* PROVIDED ENTRIES
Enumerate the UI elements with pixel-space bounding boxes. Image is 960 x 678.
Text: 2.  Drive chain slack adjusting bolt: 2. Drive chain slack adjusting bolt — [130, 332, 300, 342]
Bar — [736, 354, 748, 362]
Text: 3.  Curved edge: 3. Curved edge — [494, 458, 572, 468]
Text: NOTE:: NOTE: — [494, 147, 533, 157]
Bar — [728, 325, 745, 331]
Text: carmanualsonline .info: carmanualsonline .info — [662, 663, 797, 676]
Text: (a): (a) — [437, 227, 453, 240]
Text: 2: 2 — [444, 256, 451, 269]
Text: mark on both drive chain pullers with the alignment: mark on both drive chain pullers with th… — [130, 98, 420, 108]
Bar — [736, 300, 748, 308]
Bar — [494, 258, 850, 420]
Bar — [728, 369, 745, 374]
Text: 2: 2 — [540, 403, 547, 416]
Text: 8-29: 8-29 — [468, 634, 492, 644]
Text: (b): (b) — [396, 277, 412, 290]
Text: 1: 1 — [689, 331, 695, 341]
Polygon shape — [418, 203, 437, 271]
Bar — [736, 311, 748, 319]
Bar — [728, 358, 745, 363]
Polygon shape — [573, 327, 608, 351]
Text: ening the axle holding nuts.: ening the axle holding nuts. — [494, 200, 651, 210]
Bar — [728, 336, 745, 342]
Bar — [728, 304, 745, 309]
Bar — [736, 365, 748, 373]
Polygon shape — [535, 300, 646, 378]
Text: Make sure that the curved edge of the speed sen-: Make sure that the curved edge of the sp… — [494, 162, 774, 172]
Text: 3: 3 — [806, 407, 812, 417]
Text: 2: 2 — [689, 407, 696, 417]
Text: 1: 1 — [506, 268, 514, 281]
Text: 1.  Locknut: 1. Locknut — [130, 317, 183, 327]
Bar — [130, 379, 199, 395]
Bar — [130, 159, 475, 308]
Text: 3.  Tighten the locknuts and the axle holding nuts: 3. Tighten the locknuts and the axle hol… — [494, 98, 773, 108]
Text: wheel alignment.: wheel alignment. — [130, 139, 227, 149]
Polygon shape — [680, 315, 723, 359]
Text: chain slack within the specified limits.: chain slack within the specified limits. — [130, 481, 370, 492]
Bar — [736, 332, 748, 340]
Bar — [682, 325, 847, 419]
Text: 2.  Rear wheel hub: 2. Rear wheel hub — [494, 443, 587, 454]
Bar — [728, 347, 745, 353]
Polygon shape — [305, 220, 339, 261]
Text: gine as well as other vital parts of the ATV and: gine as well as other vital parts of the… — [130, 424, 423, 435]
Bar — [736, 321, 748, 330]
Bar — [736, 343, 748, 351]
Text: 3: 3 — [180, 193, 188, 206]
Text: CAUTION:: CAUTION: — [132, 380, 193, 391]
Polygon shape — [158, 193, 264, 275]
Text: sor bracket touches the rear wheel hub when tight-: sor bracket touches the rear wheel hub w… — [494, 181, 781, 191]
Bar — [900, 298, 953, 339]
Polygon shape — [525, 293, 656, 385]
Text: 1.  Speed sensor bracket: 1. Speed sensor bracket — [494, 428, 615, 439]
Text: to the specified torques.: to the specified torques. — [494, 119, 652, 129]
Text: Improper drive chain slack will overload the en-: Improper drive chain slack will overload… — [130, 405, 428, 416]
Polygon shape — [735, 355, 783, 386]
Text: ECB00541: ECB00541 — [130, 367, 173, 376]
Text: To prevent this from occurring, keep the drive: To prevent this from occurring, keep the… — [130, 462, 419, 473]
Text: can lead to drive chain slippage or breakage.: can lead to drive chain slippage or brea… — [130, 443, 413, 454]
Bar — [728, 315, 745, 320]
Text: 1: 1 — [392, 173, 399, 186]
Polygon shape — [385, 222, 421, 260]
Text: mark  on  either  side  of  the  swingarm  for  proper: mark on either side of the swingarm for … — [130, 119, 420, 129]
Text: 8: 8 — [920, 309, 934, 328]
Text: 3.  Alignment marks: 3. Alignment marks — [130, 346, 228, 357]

* EXERCISE
Copy every line of the data above verbatim, keeping the original order.

* OUTPUT
Enumerate the UI elements with pixel-space bounding boxes. Image is 960 x 678.
Text: 2.  Drive chain slack adjusting bolt: 2. Drive chain slack adjusting bolt — [130, 332, 300, 342]
Bar — [736, 354, 748, 362]
Text: 3.  Curved edge: 3. Curved edge — [494, 458, 572, 468]
Text: NOTE:: NOTE: — [494, 147, 533, 157]
Bar — [728, 325, 745, 331]
Text: carmanualsonline .info: carmanualsonline .info — [662, 663, 797, 676]
Text: (a): (a) — [437, 227, 453, 240]
Text: 2: 2 — [444, 256, 451, 269]
Text: mark on both drive chain pullers with the alignment: mark on both drive chain pullers with th… — [130, 98, 420, 108]
Bar — [736, 300, 748, 308]
Bar — [494, 258, 850, 420]
Bar — [728, 369, 745, 374]
Text: 2: 2 — [540, 403, 547, 416]
Text: 8-29: 8-29 — [468, 634, 492, 644]
Text: (b): (b) — [396, 277, 412, 290]
Text: 1: 1 — [689, 331, 695, 341]
Polygon shape — [418, 203, 437, 271]
Bar — [736, 311, 748, 319]
Bar — [728, 358, 745, 363]
Polygon shape — [573, 327, 608, 351]
Text: ening the axle holding nuts.: ening the axle holding nuts. — [494, 200, 651, 210]
Bar — [728, 336, 745, 342]
Bar — [728, 304, 745, 309]
Bar — [736, 365, 748, 373]
Polygon shape — [535, 300, 646, 378]
Text: Make sure that the curved edge of the speed sen-: Make sure that the curved edge of the sp… — [494, 162, 774, 172]
Text: 3: 3 — [806, 407, 812, 417]
Text: 2: 2 — [689, 407, 696, 417]
Text: 1: 1 — [506, 268, 514, 281]
Text: 1.  Locknut: 1. Locknut — [130, 317, 183, 327]
Bar — [130, 379, 199, 395]
Bar — [130, 159, 475, 308]
Text: 3.  Tighten the locknuts and the axle holding nuts: 3. Tighten the locknuts and the axle hol… — [494, 98, 773, 108]
Text: wheel alignment.: wheel alignment. — [130, 139, 227, 149]
Polygon shape — [680, 315, 723, 359]
Text: chain slack within the specified limits.: chain slack within the specified limits. — [130, 481, 370, 492]
Bar — [736, 332, 748, 340]
Bar — [682, 325, 847, 419]
Text: 2.  Rear wheel hub: 2. Rear wheel hub — [494, 443, 587, 454]
Bar — [728, 347, 745, 353]
Polygon shape — [305, 220, 339, 261]
Text: gine as well as other vital parts of the ATV and: gine as well as other vital parts of the… — [130, 424, 423, 435]
Bar — [736, 321, 748, 330]
Bar — [736, 343, 748, 351]
Text: 3: 3 — [180, 193, 188, 206]
Text: CAUTION:: CAUTION: — [132, 380, 193, 391]
Polygon shape — [158, 193, 264, 275]
Text: sor bracket touches the rear wheel hub when tight-: sor bracket touches the rear wheel hub w… — [494, 181, 781, 191]
Bar — [900, 298, 953, 339]
Polygon shape — [525, 293, 656, 385]
Text: 1.  Speed sensor bracket: 1. Speed sensor bracket — [494, 428, 615, 439]
Text: to the specified torques.: to the specified torques. — [494, 119, 652, 129]
Text: Improper drive chain slack will overload the en-: Improper drive chain slack will overload… — [130, 405, 428, 416]
Polygon shape — [735, 355, 783, 386]
Text: ECB00541: ECB00541 — [130, 367, 173, 376]
Text: To prevent this from occurring, keep the drive: To prevent this from occurring, keep the… — [130, 462, 419, 473]
Text: can lead to drive chain slippage or breakage.: can lead to drive chain slippage or brea… — [130, 443, 413, 454]
Bar — [728, 315, 745, 320]
Text: 1: 1 — [392, 173, 399, 186]
Polygon shape — [385, 222, 421, 260]
Text: mark  on  either  side  of  the  swingarm  for  proper: mark on either side of the swingarm for … — [130, 119, 420, 129]
Text: 8: 8 — [920, 309, 934, 328]
Text: 3.  Alignment marks: 3. Alignment marks — [130, 346, 228, 357]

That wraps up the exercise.